Problem to solve
Find "Transcribe this image's" in the data below; transcribe the line it appears on and each line after it, exactly, to the end, and nothing else.

##### Records for the task #####

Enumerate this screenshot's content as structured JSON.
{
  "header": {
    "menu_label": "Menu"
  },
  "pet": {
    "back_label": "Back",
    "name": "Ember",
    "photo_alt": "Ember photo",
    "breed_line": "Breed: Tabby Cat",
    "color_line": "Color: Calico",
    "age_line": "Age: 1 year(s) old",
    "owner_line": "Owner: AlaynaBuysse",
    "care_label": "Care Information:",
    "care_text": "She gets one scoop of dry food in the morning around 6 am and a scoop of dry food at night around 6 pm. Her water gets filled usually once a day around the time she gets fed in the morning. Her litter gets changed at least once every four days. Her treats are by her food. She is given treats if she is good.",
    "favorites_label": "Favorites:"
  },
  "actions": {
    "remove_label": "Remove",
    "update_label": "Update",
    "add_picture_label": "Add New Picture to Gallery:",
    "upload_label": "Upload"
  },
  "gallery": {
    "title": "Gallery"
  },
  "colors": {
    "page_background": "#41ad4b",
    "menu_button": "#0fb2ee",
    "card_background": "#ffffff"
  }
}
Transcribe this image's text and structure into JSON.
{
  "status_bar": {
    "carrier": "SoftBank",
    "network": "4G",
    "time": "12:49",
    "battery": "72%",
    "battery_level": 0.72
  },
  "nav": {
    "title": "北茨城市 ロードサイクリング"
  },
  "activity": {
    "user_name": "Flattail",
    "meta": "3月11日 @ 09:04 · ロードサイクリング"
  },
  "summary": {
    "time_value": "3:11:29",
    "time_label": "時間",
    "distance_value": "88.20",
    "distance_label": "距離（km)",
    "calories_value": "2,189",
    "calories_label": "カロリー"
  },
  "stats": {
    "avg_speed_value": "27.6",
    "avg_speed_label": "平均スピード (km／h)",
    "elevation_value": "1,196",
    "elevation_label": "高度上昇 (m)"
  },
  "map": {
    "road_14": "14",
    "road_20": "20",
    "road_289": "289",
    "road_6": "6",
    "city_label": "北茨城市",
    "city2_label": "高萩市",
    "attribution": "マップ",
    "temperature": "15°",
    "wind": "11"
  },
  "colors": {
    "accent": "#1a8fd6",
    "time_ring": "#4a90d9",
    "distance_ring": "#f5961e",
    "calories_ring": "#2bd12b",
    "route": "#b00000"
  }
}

#####

Answer below
Transcribe this image's text and structure into JSON.
{
  "status_bar": {
    "carrier": "SoftBank",
    "network": "4G",
    "time": "12:49",
    "battery": "72%",
    "battery_level": 0.72
  },
  "nav": {
    "title": "北茨城市 ロードサイクリング"
  },
  "activity": {
    "user_name": "Flattail",
    "meta": "3月11日 @ 09:04 · ロードサイクリング"
  },
  "summary": {
    "time_value": "3:11:29",
    "time_label": "時間",
    "distance_value": "88.20",
    "distance_label": "距離（km)",
    "calories_value": "2,189",
    "calories_label": "カロリー"
  },
  "stats": {
    "avg_speed_value": "27.6",
    "avg_speed_label": "平均スピード (km／h)",
    "elevation_value": "1,196",
    "elevation_label": "高度上昇 (m)"
  },
  "map": {
    "road_14": "14",
    "road_20": "20",
    "road_289": "289",
    "road_6": "6",
    "city_label": "北茨城市",
    "city2_label": "高萩市",
    "attribution": "マップ",
    "temperature": "15°",
    "wind": "11"
  },
  "colors": {
    "accent": "#1a8fd6",
    "time_ring": "#4a90d9",
    "distance_ring": "#f5961e",
    "calories_ring": "#2bd12b",
    "route": "#b00000"
  }
}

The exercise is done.